**Task to complete:**
Filter the data for lines with the word "values", then copy every line so identified.

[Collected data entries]
=-=-=

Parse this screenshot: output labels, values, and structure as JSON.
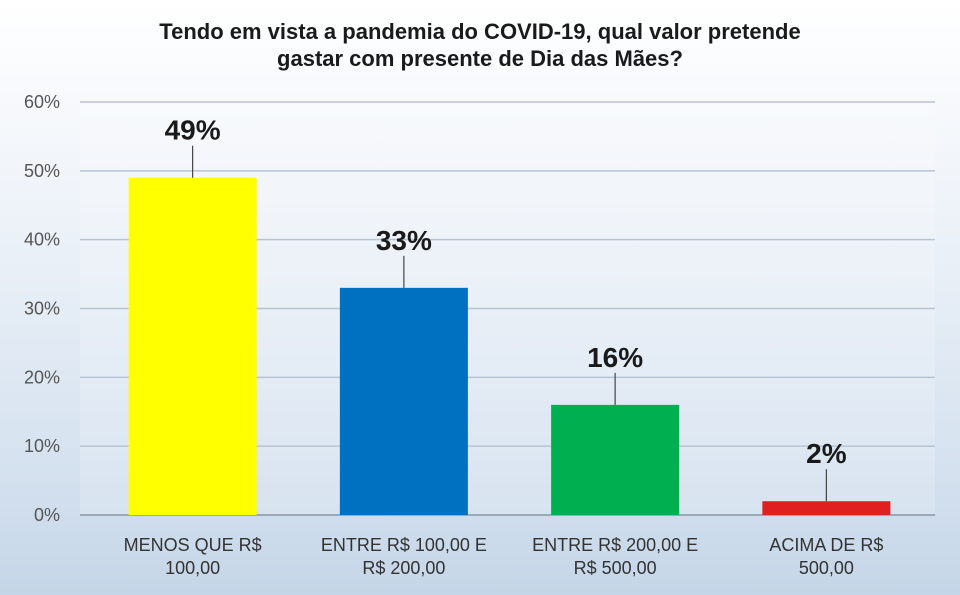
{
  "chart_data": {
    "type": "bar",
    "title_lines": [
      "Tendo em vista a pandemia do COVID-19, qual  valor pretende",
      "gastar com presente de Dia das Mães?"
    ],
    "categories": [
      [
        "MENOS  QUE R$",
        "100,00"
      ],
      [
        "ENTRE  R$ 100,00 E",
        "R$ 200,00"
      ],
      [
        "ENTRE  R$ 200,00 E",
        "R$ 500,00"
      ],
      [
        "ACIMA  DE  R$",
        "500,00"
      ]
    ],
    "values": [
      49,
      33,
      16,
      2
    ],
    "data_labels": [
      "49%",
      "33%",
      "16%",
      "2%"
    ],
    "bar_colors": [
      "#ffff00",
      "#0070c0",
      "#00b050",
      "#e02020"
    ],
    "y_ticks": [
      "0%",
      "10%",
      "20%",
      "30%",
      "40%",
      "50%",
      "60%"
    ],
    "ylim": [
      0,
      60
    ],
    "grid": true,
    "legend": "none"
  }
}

=-=-=

**Complete answer:**
Parse this screenshot: output labels, values, and structure as JSON.
    "values": [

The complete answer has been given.